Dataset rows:
########

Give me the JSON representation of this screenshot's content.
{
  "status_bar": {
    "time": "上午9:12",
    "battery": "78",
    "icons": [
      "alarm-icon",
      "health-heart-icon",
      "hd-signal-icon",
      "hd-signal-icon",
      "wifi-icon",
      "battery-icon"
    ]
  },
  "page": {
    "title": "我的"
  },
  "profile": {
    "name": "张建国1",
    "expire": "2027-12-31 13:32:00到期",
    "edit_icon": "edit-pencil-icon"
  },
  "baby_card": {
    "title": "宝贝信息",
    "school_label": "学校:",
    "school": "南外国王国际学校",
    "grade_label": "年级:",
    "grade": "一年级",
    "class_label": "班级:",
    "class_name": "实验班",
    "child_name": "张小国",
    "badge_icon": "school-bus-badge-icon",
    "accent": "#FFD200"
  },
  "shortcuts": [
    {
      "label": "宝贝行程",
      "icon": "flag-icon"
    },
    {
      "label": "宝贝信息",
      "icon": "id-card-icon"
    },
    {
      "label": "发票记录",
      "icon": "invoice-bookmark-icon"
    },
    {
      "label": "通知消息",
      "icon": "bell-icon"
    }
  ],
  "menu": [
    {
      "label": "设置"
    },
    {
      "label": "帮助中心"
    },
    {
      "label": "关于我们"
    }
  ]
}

########

* [Task objective]
Give the data again, exactly as it stands.

* [Response]
Give me the JSON representation of this screenshot's content.
{
  "status_bar": {
    "time": "上午9:12",
    "battery": "78",
    "icons": [
      "alarm-icon",
      "health-heart-icon",
      "hd-signal-icon",
      "hd-signal-icon",
      "wifi-icon",
      "battery-icon"
    ]
  },
  "page": {
    "title": "我的"
  },
  "profile": {
    "name": "张建国1",
    "expire": "2027-12-31 13:32:00到期",
    "edit_icon": "edit-pencil-icon"
  },
  "baby_card": {
    "title": "宝贝信息",
    "school_label": "学校:",
    "school": "南外国王国际学校",
    "grade_label": "年级:",
    "grade": "一年级",
    "class_label": "班级:",
    "class_name": "实验班",
    "child_name": "张小国",
    "badge_icon": "school-bus-badge-icon",
    "accent": "#FFD200"
  },
  "shortcuts": [
    {
      "label": "宝贝行程",
      "icon": "flag-icon"
    },
    {
      "label": "宝贝信息",
      "icon": "id-card-icon"
    },
    {
      "label": "发票记录",
      "icon": "invoice-bookmark-icon"
    },
    {
      "label": "通知消息",
      "icon": "bell-icon"
    }
  ],
  "menu": [
    {
      "label": "设置"
    },
    {
      "label": "帮助中心"
    },
    {
      "label": "关于我们"
    }
  ]
}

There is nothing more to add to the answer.